## Stated problem
Go through the listing and set it down exactly, leaving out its pictures.

## Data in this exercise
-=-=-

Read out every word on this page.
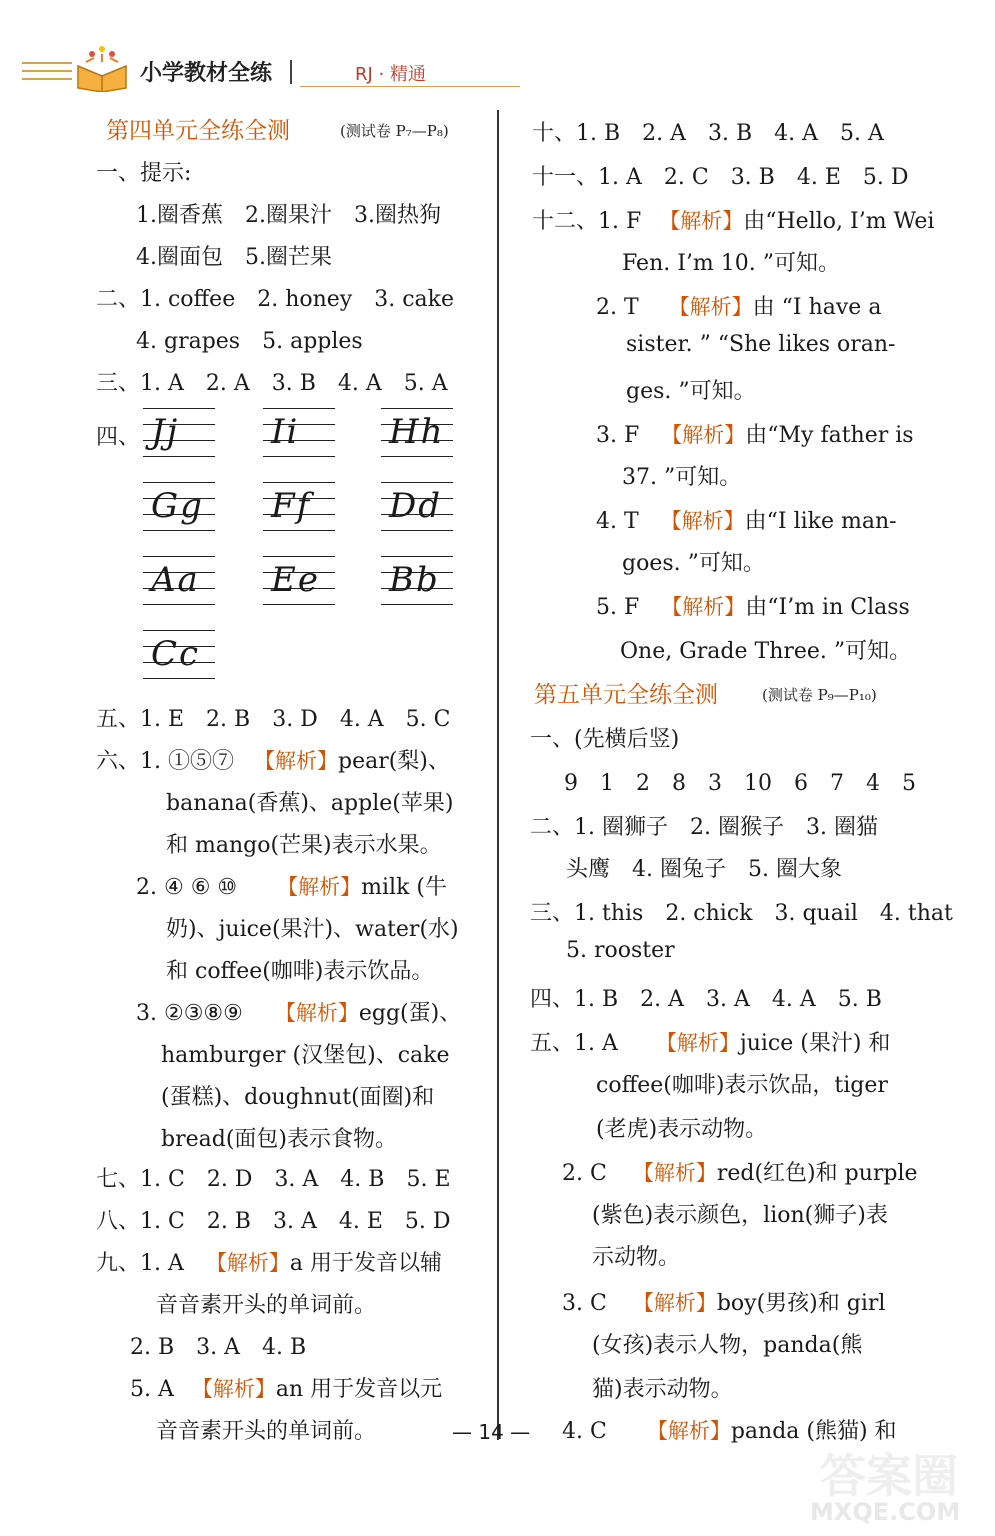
小学教材全练	RJ · 精通
第四单元全练全测	(测试卷 P₇—P₈)
一、提示:
1.圈香蕉　2.圈果汁　3.圈热狗
4.圈面包　5.圈芒果
二、1. coffee　2. honey　3. cake
4. grapes　5. apples
三、1. A　2. A　3. B　4. A　5. A
四、 Jj	Ii	Hh
Gg Ff Dd
Aa Ee Bb
Cc
五、1. E　2. B　3. D　4. A　5. C
六、1. ①⑤⑦ 【解析】pear(梨)、
banana(香蕉)、apple(苹果)
和 mango(芒果)表示水果。
2. ④ ⑥ ⑩ 【解析】milk (牛
奶)、juice(果汁)、water(水)
和 coffee(咖啡)表示饮品。
3. ②③⑧⑨ 【解析】egg(蛋)、
hamburger (汉堡包)、cake
(蛋糕)、doughnut(面圈)和
bread(面包)表示食物。
七、1. C　2. D　3. A　4. B　5. E
八、1. C　2. B　3. A　4. E　5. D
九、1. A 【解析】a 用于发音以辅
音音素开头的单词前。
2. B　3. A　4. B
5. A 【解析】an 用于发音以元
音音素开头的单词前。
十、1. B　2. A　3. B　4. A　5. A
十一、1. A　2. C　3. B　4. E　5. D
十二、1. F 【解析】由“Hello, I’m Wei
Fen. I’m 10. ”可知。
2. T 【解析】由 “I have a
sister. ” “She likes oran-
ges. ”可知。
3. F 【解析】由“My father is
37. ”可知。
4. T 【解析】由“I like man-
goes. ”可知。
5. F 【解析】由“I’m in Class
One, Grade Three. ”可知。
第五单元全练全测	(测试卷 P₉—P₁₀)
一、(先横后竖)
9　1　2　8　3　10　6　7　4　5
二、1. 圈狮子　2. 圈猴子　3. 圈猫
头鹰　4. 圈兔子　5. 圈大象
三、1. this　2. chick　3. quail　4. that
5. rooster
四、1. B　2. A　3. A　4. A　5. B
五、1. A 【解析】juice (果汁) 和
coffee(咖啡)表示饮品，tiger
(老虎)表示动物。
2. C 【解析】red(红色)和 purple
(紫色)表示颜色，lion(狮子)表
示动物。
3. C 【解析】boy(男孩)和 girl
(女孩)表示人物，panda(熊
猫)表示动物。
4. C 【解析】panda (熊猫) 和
— 14 —
答案圈
MXQE.COM
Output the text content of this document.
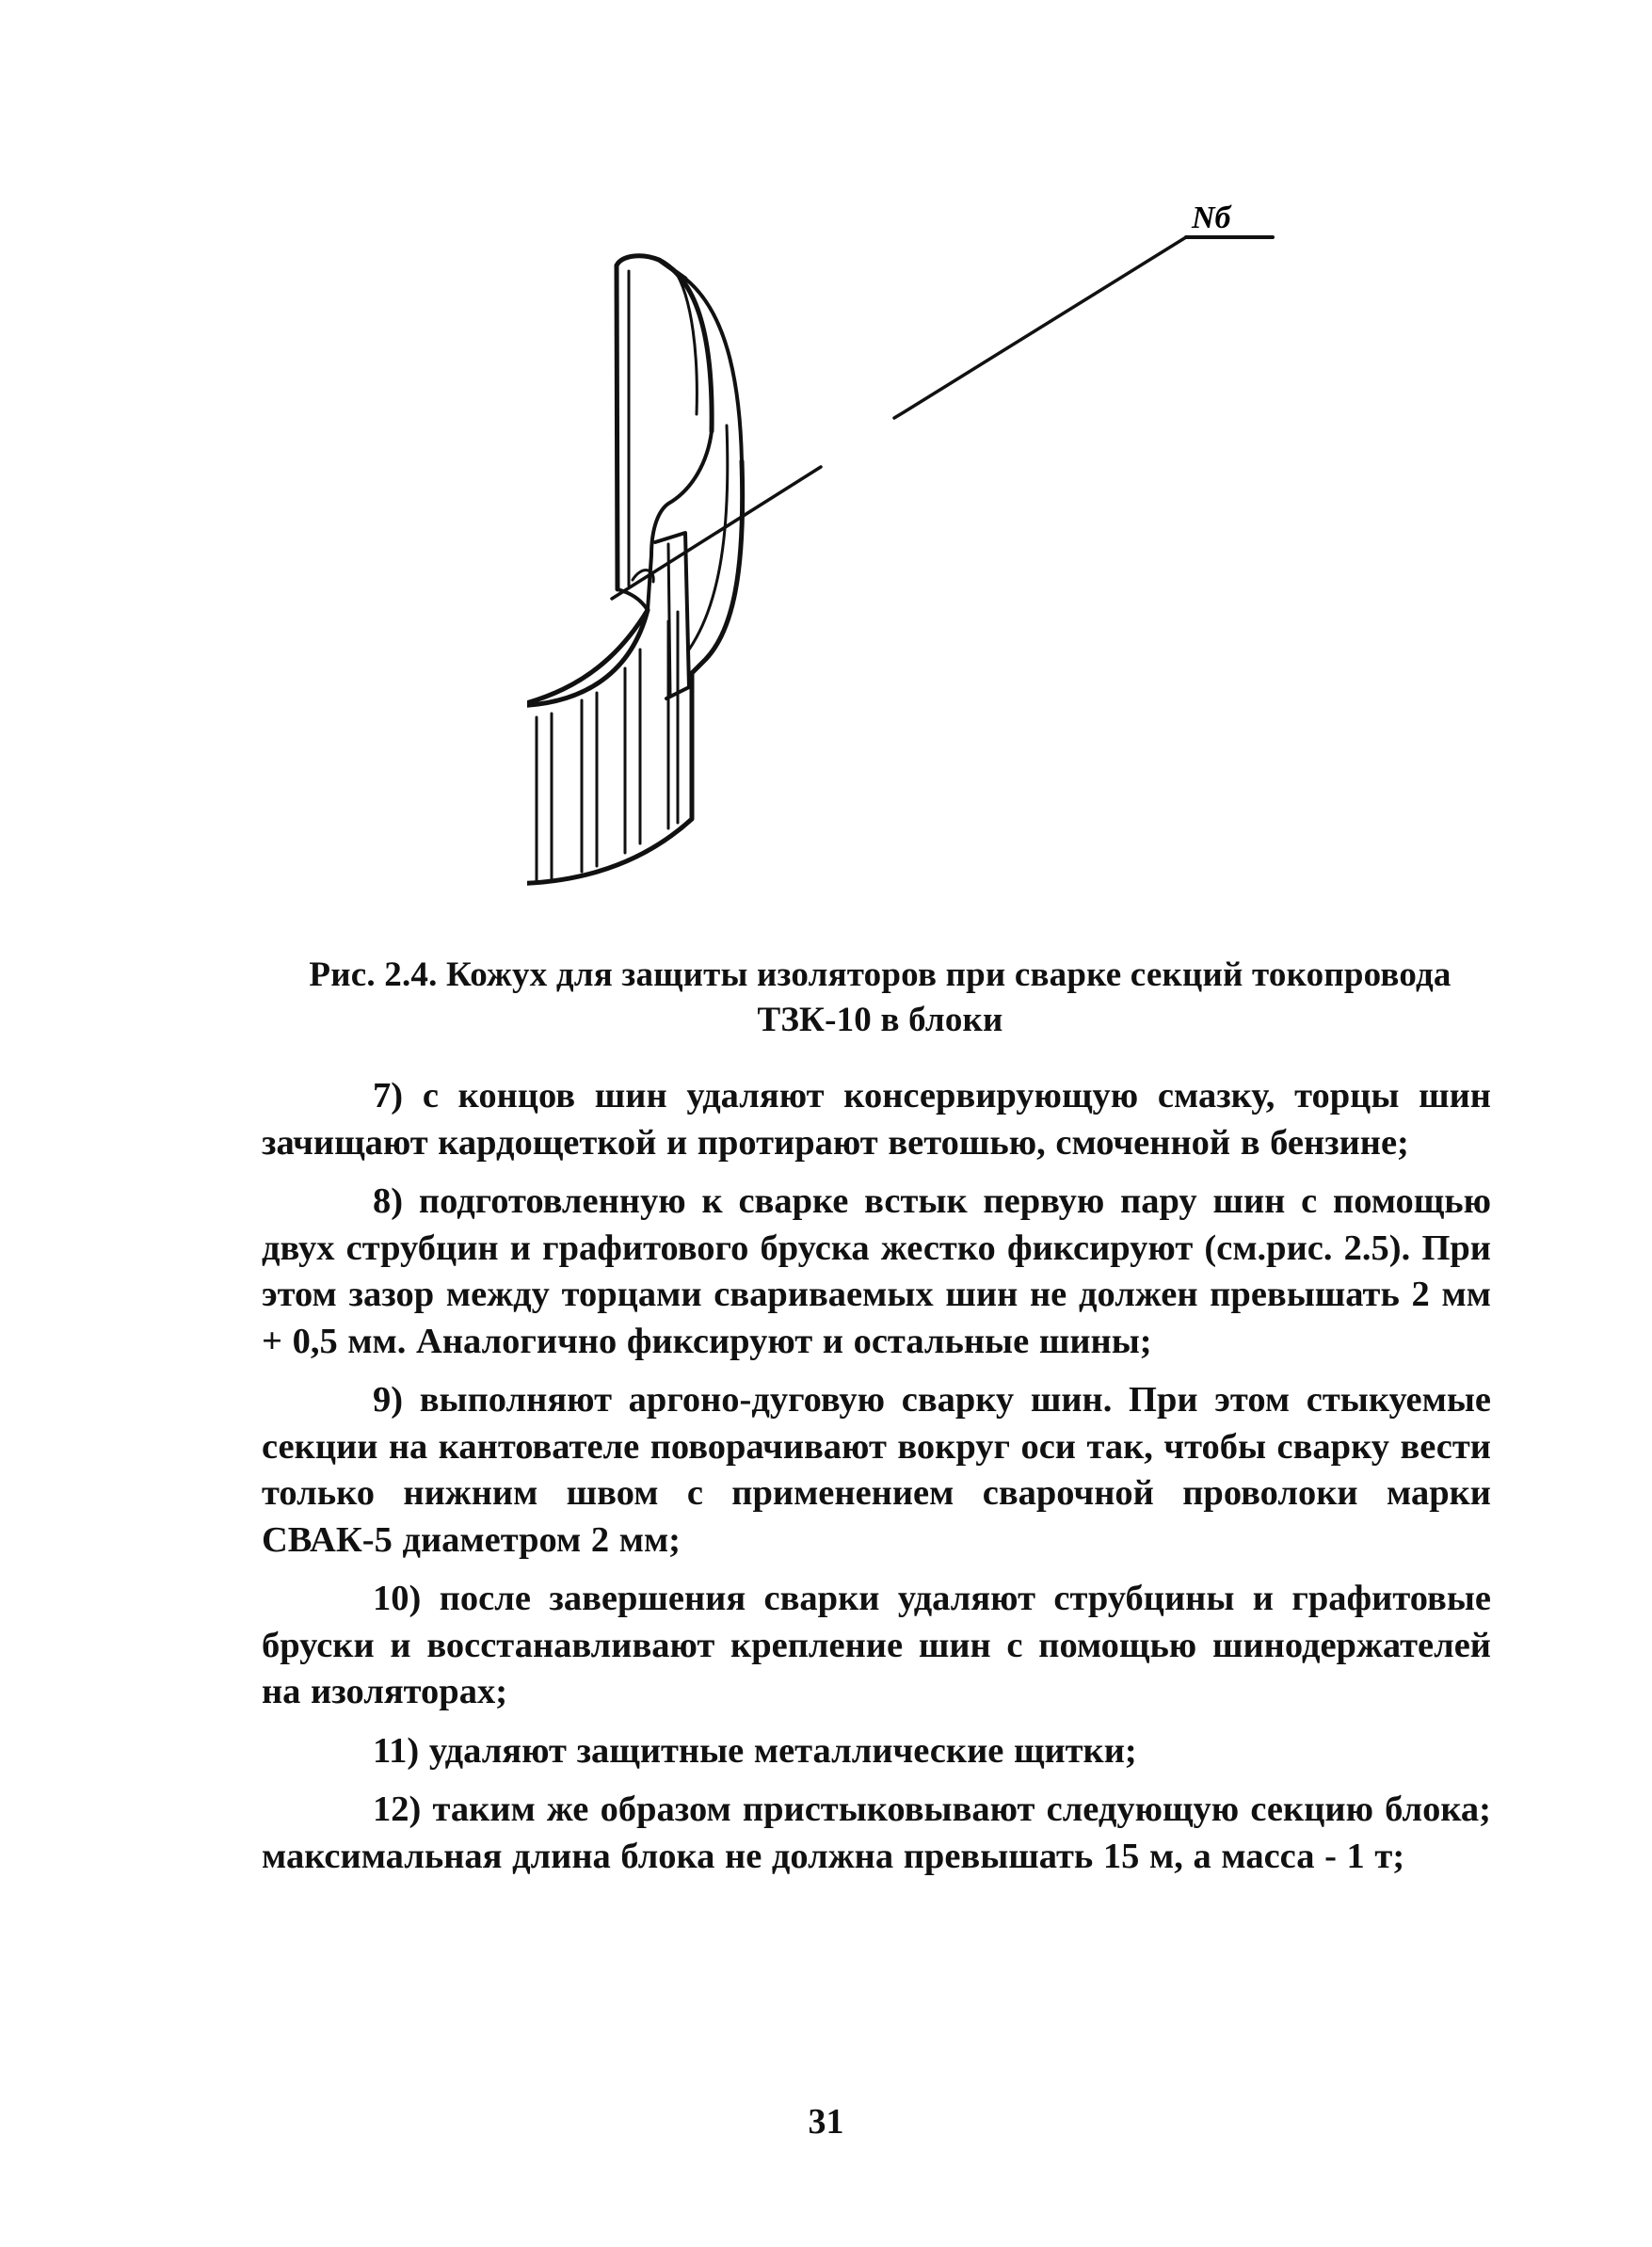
Nб
Рис. 2.4. Кожух для защиты изоляторов при сварке секций токопровода
ТЗК-10 в блоки

7) с концов шин удаляют консервирующую смазку, торцы шин зачищают кардощеткой и протирают ветошью, смоченной в бензине;

8) подготовленную к сварке встык первую пару шин с помощью двух струбцин и графитового бруска жестко фиксируют (см.рис. 2.5). При этом зазор между торцами свариваемых шин не должен превышать 2 мм + 0,5 мм. Аналогично фиксируют и остальные шины;

9) выполняют аргоно-дуговую сварку шин. При этом стыкуемые секции на кантователе поворачивают вокруг оси так, чтобы сварку вести только нижним швом с применением сварочной проволоки марки СВАК-5 диаметром 2 мм;

10) после завершения сварки удаляют струбцины и графитовые бруски и восстанавливают крепление шин с помощью шинодержателей на изоляторах;

11) удаляют защитные металлические щитки;

12) таким же образом пристыковывают следующую секцию блока; максимальная длина блока не должна превышать 15 м, а масса - 1 т;

31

-=-=-

## Output of the exercise
Read out every word on this page.
小学教材全练	RJ · 精通
第四单元全练全测	(测试卷 P₇—P₈)
一、提示:
1.圈香蕉　2.圈果汁　3.圈热狗
4.圈面包　5.圈芒果
二、1. coffee　2. honey　3. cake
4. grapes　5. apples
三、1. A　2. A　3. B　4. A　5. A
四、 Jj	Ii	Hh
Gg Ff Dd
Aa Ee Bb
Cc
五、1. E　2. B　3. D　4. A　5. C
六、1. ①⑤⑦ 【解析】pear(梨)、
banana(香蕉)、apple(苹果)
和 mango(芒果)表示水果。
2. ④ ⑥ ⑩ 【解析】milk (牛
奶)、juice(果汁)、water(水)
和 coffee(咖啡)表示饮品。
3. ②③⑧⑨ 【解析】egg(蛋)、
hamburger (汉堡包)、cake
(蛋糕)、doughnut(面圈)和
bread(面包)表示食物。
七、1. C　2. D　3. A　4. B　5. E
八、1. C　2. B　3. A　4. E　5. D
九、1. A 【解析】a 用于发音以辅
音音素开头的单词前。
2. B　3. A　4. B
5. A 【解析】an 用于发音以元
音音素开头的单词前。
十、1. B　2. A　3. B　4. A　5. A
十一、1. A　2. C　3. B　4. E　5. D
十二、1. F 【解析】由“Hello, I’m Wei
Fen. I’m 10. ”可知。
2. T 【解析】由 “I have a
sister. ” “She likes oran-
ges. ”可知。
3. F 【解析】由“My father is
37. ”可知。
4. T 【解析】由“I like man-
goes. ”可知。
5. F 【解析】由“I’m in Class
One, Grade Three. ”可知。
第五单元全练全测	(测试卷 P₉—P₁₀)
一、(先横后竖)
9　1　2　8　3　10　6　7　4　5
二、1. 圈狮子　2. 圈猴子　3. 圈猫
头鹰　4. 圈兔子　5. 圈大象
三、1. this　2. chick　3. quail　4. that
5. rooster
四、1. B　2. A　3. A　4. A　5. B
五、1. A 【解析】juice (果汁) 和
coffee(咖啡)表示饮品，tiger
(老虎)表示动物。
2. C 【解析】red(红色)和 purple
(紫色)表示颜色，lion(狮子)表
示动物。
3. C 【解析】boy(男孩)和 girl
(女孩)表示人物，panda(熊
猫)表示动物。
4. C 【解析】panda (熊猫) 和
— 14 —
答案圈
MXQE.COM
Output the text content of this document.
Nб
Рис. 2.4. Кожух для защиты изоляторов при сварке секций токопровода
ТЗК-10 в блоки

7) с концов шин удаляют консервирующую смазку, торцы шин зачищают кардощеткой и протирают ветошью, смоченной в бензине;

8) подготовленную к сварке встык первую пару шин с помощью двух струбцин и графитового бруска жестко фиксируют (см.рис. 2.5). При этом зазор между торцами свариваемых шин не должен превышать 2 мм + 0,5 мм. Аналогично фиксируют и остальные шины;

9) выполняют аргоно-дуговую сварку шин. При этом стыкуемые секции на кантователе поворачивают вокруг оси так, чтобы сварку вести только нижним швом с применением сварочной проволоки марки СВАК-5 диаметром 2 мм;

10) после завершения сварки удаляют струбцины и графитовые бруски и восстанавливают крепление шин с помощью шинодержателей на изоляторах;

11) удаляют защитные металлические щитки;

12) таким же образом пристыковывают следующую секцию блока; максимальная длина блока не должна превышать 15 м, а масса - 1 т;

31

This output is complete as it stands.